> [DO THIS]:
Within the material below, find each line bearing the word "JSON" and present it.

> [DATA FOR PROCESSING]:
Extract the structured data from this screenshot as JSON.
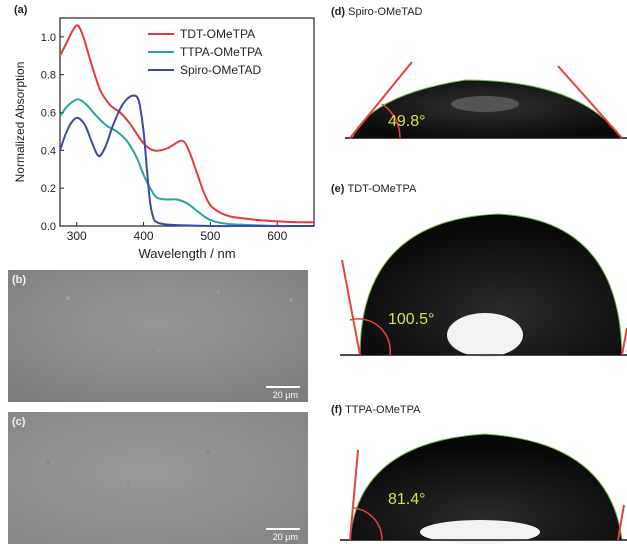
{
  "panels": {
    "a": {
      "letter": "(a)"
    },
    "b": {
      "letter": "(b)",
      "scale_bar": "20 μm"
    },
    "c": {
      "letter": "(c)",
      "scale_bar": "20 μm"
    },
    "d": {
      "letter": "(d)",
      "title": "Spiro-OMeTAD",
      "angle": "49.8°"
    },
    "e": {
      "letter": "(e)",
      "title": "TDT-OMeTPA",
      "angle": "100.5°"
    },
    "f": {
      "letter": "(f)",
      "title": "TTPA-OMeTPA",
      "angle": "81.4°"
    }
  },
  "colors": {
    "tdt": "#e8393a",
    "ttpa": "#2aa39a",
    "spiro": "#3a4aa6",
    "angle_text": "#d8e04a",
    "tangent": "#e84040"
  },
  "chart_data": {
    "type": "line",
    "title": "",
    "xlabel": "Wavelength / nm",
    "ylabel": "Normalized Absorption",
    "xlim": [
      275,
      655
    ],
    "ylim": [
      0,
      1.1
    ],
    "xticks": [
      300,
      400,
      500,
      600
    ],
    "yticks": [
      0.0,
      0.2,
      0.4,
      0.6,
      0.8,
      1.0
    ],
    "ytick_labels": [
      "0.0",
      "0.2",
      "0.4",
      "0.6",
      "0.8",
      "1.0"
    ],
    "legend_position": "top-right",
    "series": [
      {
        "name": "TDT-OMeTPA",
        "x": [
          275,
          285,
          295,
          302,
          310,
          320,
          335,
          350,
          365,
          380,
          395,
          405,
          415,
          425,
          435,
          445,
          455,
          462,
          470,
          480,
          490,
          500,
          515,
          530,
          550,
          575,
          600,
          630,
          655
        ],
        "y": [
          0.9,
          0.97,
          1.04,
          1.06,
          1.0,
          0.88,
          0.72,
          0.64,
          0.6,
          0.54,
          0.46,
          0.42,
          0.4,
          0.4,
          0.41,
          0.43,
          0.45,
          0.44,
          0.38,
          0.28,
          0.18,
          0.11,
          0.07,
          0.05,
          0.04,
          0.03,
          0.025,
          0.02,
          0.02
        ]
      },
      {
        "name": "TTPA-OMeTPA",
        "x": [
          275,
          285,
          295,
          303,
          315,
          330,
          345,
          360,
          375,
          390,
          400,
          410,
          420,
          435,
          450,
          465,
          480,
          495,
          510,
          530,
          560,
          600,
          655
        ],
        "y": [
          0.58,
          0.63,
          0.66,
          0.67,
          0.64,
          0.58,
          0.53,
          0.5,
          0.45,
          0.36,
          0.27,
          0.2,
          0.15,
          0.14,
          0.14,
          0.12,
          0.08,
          0.04,
          0.02,
          0.01,
          0.005,
          0.0,
          0.0
        ]
      },
      {
        "name": "Spiro-OMeTAD",
        "x": [
          275,
          285,
          295,
          303,
          313,
          323,
          333,
          343,
          353,
          365,
          375,
          385,
          393,
          400,
          405,
          410,
          415,
          420,
          430,
          450,
          500,
          560,
          655
        ],
        "y": [
          0.4,
          0.5,
          0.56,
          0.57,
          0.53,
          0.44,
          0.37,
          0.42,
          0.52,
          0.62,
          0.67,
          0.69,
          0.66,
          0.5,
          0.3,
          0.12,
          0.04,
          0.02,
          0.01,
          0.005,
          0.0,
          0.0,
          0.0
        ]
      }
    ]
  }
}
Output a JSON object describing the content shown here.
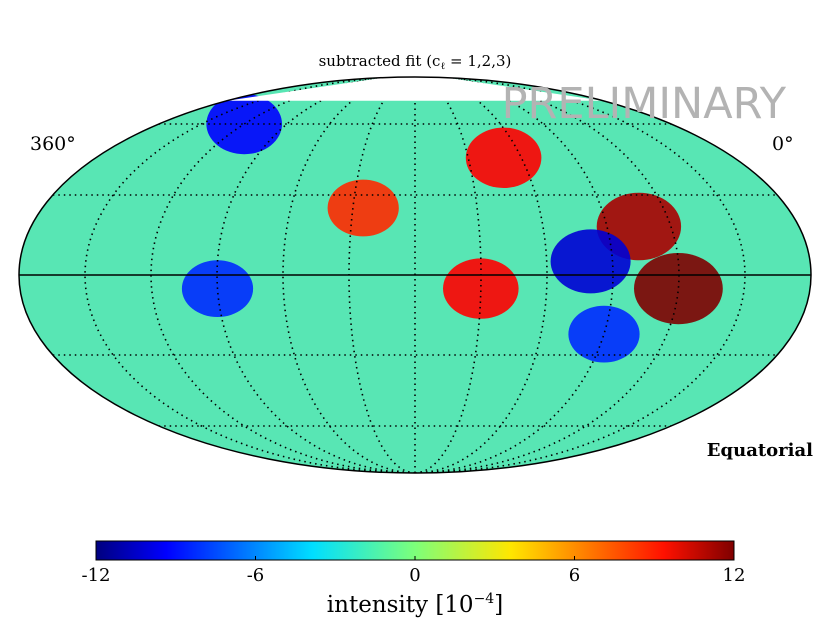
{
  "chart_data": {
    "type": "heatmap",
    "projection": "mollweide",
    "title": "subtracted fit (c",
    "title_sub": "ℓ",
    "title_end": " = 1,2,3)",
    "watermark": "PRELIMINARY",
    "coordinate_system": "Equatorial",
    "lon_label_left": "360°",
    "lon_label_right": "0°",
    "colorbar": {
      "label_main": "intensity [10",
      "label_exp": "−4",
      "label_end": "]",
      "range": [
        -12,
        12
      ],
      "ticks": [
        "-12",
        "-6",
        "0",
        "6",
        "12"
      ],
      "tick_values": [
        -12,
        -6,
        0,
        6,
        12
      ],
      "colormap": "jet"
    },
    "graticule": {
      "meridian_spacing_deg": 30,
      "parallel_spacing_deg": 30,
      "style": "dotted"
    },
    "masked_region": "northern cap above dec ≈ 70°",
    "features": [
      {
        "name": "strong excess",
        "ra_deg": 60,
        "dec_deg": -5,
        "value": 12
      },
      {
        "name": "excess",
        "ra_deg": 75,
        "dec_deg": 18,
        "value": 11
      },
      {
        "name": "excess",
        "ra_deg": 130,
        "dec_deg": 45,
        "value": 9
      },
      {
        "name": "excess",
        "ra_deg": 150,
        "dec_deg": -5,
        "value": 9
      },
      {
        "name": "excess",
        "ra_deg": 205,
        "dec_deg": 25,
        "value": 8
      },
      {
        "name": "deficit",
        "ra_deg": 100,
        "dec_deg": 5,
        "value": -10
      },
      {
        "name": "deficit",
        "ra_deg": 90,
        "dec_deg": -22,
        "value": -8
      },
      {
        "name": "deficit",
        "ra_deg": 270,
        "dec_deg": -5,
        "value": -8
      },
      {
        "name": "deficit",
        "ra_deg": 300,
        "dec_deg": 60,
        "value": -9
      }
    ]
  }
}
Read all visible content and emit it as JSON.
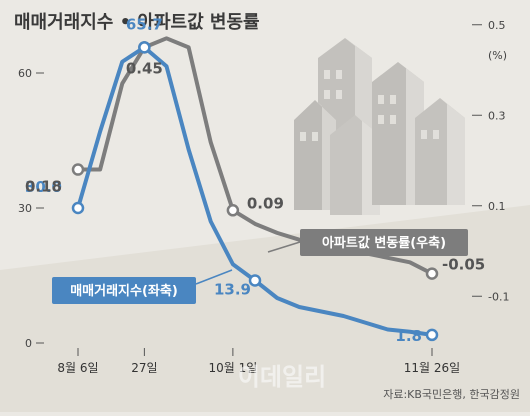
{
  "chart_data": {
    "type": "line",
    "title": "매매거래지수 • 아파트값 변동률",
    "x_tick_labels": [
      "8월 6일",
      "27일",
      "10월 1일",
      "11월 26일"
    ],
    "left_axis": {
      "ticks": [
        "60",
        "30",
        "0"
      ],
      "range": [
        0,
        75
      ]
    },
    "right_axis": {
      "unit": "(%)",
      "ticks": [
        "0.5",
        "0.3",
        "0.1",
        "-0.1"
      ],
      "range": [
        -0.1,
        0.6
      ]
    },
    "series": [
      {
        "name": "매매거래지수(좌축)",
        "axis": "left",
        "color": "#4a86c1",
        "points": [
          {
            "x": 0,
            "y": 30.0
          },
          {
            "x": 1,
            "y": 47.0
          },
          {
            "x": 2,
            "y": 62.5
          },
          {
            "x": 3,
            "y": 65.7
          },
          {
            "x": 4,
            "y": 61.5
          },
          {
            "x": 5,
            "y": 43.0
          },
          {
            "x": 6,
            "y": 27.0
          },
          {
            "x": 7,
            "y": 17.5
          },
          {
            "x": 8,
            "y": 13.9
          },
          {
            "x": 9,
            "y": 10.0
          },
          {
            "x": 10,
            "y": 8.0
          },
          {
            "x": 11,
            "y": 7.0
          },
          {
            "x": 12,
            "y": 6.0
          },
          {
            "x": 13,
            "y": 4.5
          },
          {
            "x": 14,
            "y": 3.0
          },
          {
            "x": 15,
            "y": 2.5
          },
          {
            "x": 16,
            "y": 1.8
          }
        ],
        "labels": [
          {
            "x": 0,
            "text": "30.0"
          },
          {
            "x": 3,
            "text": "65.7"
          },
          {
            "x": 8,
            "text": "13.9"
          },
          {
            "x": 16,
            "text": "1.8"
          }
        ]
      },
      {
        "name": "아파트값 변동률(우축)",
        "axis": "right",
        "color": "#7d7d7d",
        "points": [
          {
            "x": 0,
            "y": 0.18
          },
          {
            "x": 1,
            "y": 0.18
          },
          {
            "x": 2,
            "y": 0.37
          },
          {
            "x": 3,
            "y": 0.45
          },
          {
            "x": 4,
            "y": 0.47
          },
          {
            "x": 5,
            "y": 0.45
          },
          {
            "x": 6,
            "y": 0.24
          },
          {
            "x": 7,
            "y": 0.09
          },
          {
            "x": 8,
            "y": 0.06
          },
          {
            "x": 9,
            "y": 0.04
          },
          {
            "x": 10,
            "y": 0.025
          },
          {
            "x": 11,
            "y": 0.015
          },
          {
            "x": 12,
            "y": 0.005
          },
          {
            "x": 13,
            "y": -0.005
          },
          {
            "x": 14,
            "y": -0.015
          },
          {
            "x": 15,
            "y": -0.025
          },
          {
            "x": 16,
            "y": -0.05
          }
        ],
        "labels": [
          {
            "x": 0,
            "text": "0.18"
          },
          {
            "x": 3,
            "text": "0.45"
          },
          {
            "x": 7,
            "text": "0.09"
          },
          {
            "x": 16,
            "text": "-0.05"
          }
        ]
      }
    ],
    "grid": false
  },
  "source": "자료:KB국민은행, 한국감정원",
  "watermark": "이데일리",
  "colors": {
    "blue": "#4a86c1",
    "gray": "#7d7d7d",
    "background": "#ebe9e4"
  }
}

> [ANSWER BELOW]:
Extract the structured data from this screenshot as JSON.
Output a JSON object describing the content shown here.
Read all visible content and emit it as JSON.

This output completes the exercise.